**DATA TO PROCESS**

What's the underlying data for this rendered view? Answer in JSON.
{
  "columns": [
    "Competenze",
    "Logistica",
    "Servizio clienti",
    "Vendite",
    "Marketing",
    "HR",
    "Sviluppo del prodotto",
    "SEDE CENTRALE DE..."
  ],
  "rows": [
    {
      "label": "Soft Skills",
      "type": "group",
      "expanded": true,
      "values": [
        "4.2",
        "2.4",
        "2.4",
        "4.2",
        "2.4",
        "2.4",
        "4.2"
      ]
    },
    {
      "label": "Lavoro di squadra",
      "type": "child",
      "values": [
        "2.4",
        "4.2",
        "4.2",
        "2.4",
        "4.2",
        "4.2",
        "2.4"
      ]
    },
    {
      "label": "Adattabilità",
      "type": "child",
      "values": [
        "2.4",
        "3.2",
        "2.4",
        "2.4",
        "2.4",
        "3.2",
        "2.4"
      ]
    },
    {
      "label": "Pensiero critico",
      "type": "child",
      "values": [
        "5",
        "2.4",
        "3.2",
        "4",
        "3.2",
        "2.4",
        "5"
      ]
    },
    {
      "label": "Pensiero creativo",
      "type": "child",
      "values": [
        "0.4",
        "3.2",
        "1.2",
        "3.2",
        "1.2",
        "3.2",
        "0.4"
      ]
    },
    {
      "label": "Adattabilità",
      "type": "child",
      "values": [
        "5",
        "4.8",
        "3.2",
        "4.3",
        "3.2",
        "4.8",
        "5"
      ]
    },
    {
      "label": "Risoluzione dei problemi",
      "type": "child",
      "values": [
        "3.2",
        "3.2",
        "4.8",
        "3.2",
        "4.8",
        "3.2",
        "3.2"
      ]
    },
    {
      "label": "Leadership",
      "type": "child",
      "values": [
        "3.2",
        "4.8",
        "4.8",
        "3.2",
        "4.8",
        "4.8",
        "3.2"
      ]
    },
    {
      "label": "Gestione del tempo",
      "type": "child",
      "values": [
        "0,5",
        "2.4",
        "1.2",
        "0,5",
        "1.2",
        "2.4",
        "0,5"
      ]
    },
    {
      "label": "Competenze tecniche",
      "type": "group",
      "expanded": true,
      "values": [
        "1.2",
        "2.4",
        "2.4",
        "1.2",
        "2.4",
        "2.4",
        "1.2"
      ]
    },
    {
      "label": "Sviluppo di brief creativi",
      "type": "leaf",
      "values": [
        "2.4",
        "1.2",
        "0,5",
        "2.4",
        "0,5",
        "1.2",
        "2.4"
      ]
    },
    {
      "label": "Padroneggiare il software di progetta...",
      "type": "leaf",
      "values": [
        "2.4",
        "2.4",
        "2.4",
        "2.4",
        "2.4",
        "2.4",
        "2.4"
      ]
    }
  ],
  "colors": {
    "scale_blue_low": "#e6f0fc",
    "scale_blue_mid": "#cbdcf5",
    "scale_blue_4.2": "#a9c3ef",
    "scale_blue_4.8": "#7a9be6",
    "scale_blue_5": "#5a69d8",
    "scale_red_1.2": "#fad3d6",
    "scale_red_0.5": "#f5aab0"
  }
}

**YOUR INSTRUCTIONS**
Each line above must be reproduced exactly as it stands.

**REPLY**
What's the underlying data for this rendered view? Answer in JSON.
{
  "columns": [
    "Competenze",
    "Logistica",
    "Servizio clienti",
    "Vendite",
    "Marketing",
    "HR",
    "Sviluppo del prodotto",
    "SEDE CENTRALE DE..."
  ],
  "rows": [
    {
      "label": "Soft Skills",
      "type": "group",
      "expanded": true,
      "values": [
        "4.2",
        "2.4",
        "2.4",
        "4.2",
        "2.4",
        "2.4",
        "4.2"
      ]
    },
    {
      "label": "Lavoro di squadra",
      "type": "child",
      "values": [
        "2.4",
        "4.2",
        "4.2",
        "2.4",
        "4.2",
        "4.2",
        "2.4"
      ]
    },
    {
      "label": "Adattabilità",
      "type": "child",
      "values": [
        "2.4",
        "3.2",
        "2.4",
        "2.4",
        "2.4",
        "3.2",
        "2.4"
      ]
    },
    {
      "label": "Pensiero critico",
      "type": "child",
      "values": [
        "5",
        "2.4",
        "3.2",
        "4",
        "3.2",
        "2.4",
        "5"
      ]
    },
    {
      "label": "Pensiero creativo",
      "type": "child",
      "values": [
        "0.4",
        "3.2",
        "1.2",
        "3.2",
        "1.2",
        "3.2",
        "0.4"
      ]
    },
    {
      "label": "Adattabilità",
      "type": "child",
      "values": [
        "5",
        "4.8",
        "3.2",
        "4.3",
        "3.2",
        "4.8",
        "5"
      ]
    },
    {
      "label": "Risoluzione dei problemi",
      "type": "child",
      "values": [
        "3.2",
        "3.2",
        "4.8",
        "3.2",
        "4.8",
        "3.2",
        "3.2"
      ]
    },
    {
      "label": "Leadership",
      "type": "child",
      "values": [
        "3.2",
        "4.8",
        "4.8",
        "3.2",
        "4.8",
        "4.8",
        "3.2"
      ]
    },
    {
      "label": "Gestione del tempo",
      "type": "child",
      "values": [
        "0,5",
        "2.4",
        "1.2",
        "0,5",
        "1.2",
        "2.4",
        "0,5"
      ]
    },
    {
      "label": "Competenze tecniche",
      "type": "group",
      "expanded": true,
      "values": [
        "1.2",
        "2.4",
        "2.4",
        "1.2",
        "2.4",
        "2.4",
        "1.2"
      ]
    },
    {
      "label": "Sviluppo di brief creativi",
      "type": "leaf",
      "values": [
        "2.4",
        "1.2",
        "0,5",
        "2.4",
        "0,5",
        "1.2",
        "2.4"
      ]
    },
    {
      "label": "Padroneggiare il software di progetta...",
      "type": "leaf",
      "values": [
        "2.4",
        "2.4",
        "2.4",
        "2.4",
        "2.4",
        "2.4",
        "2.4"
      ]
    }
  ],
  "colors": {
    "scale_blue_low": "#e6f0fc",
    "scale_blue_mid": "#cbdcf5",
    "scale_blue_4.2": "#a9c3ef",
    "scale_blue_4.8": "#7a9be6",
    "scale_blue_5": "#5a69d8",
    "scale_red_1.2": "#fad3d6",
    "scale_red_0.5": "#f5aab0"
  }
}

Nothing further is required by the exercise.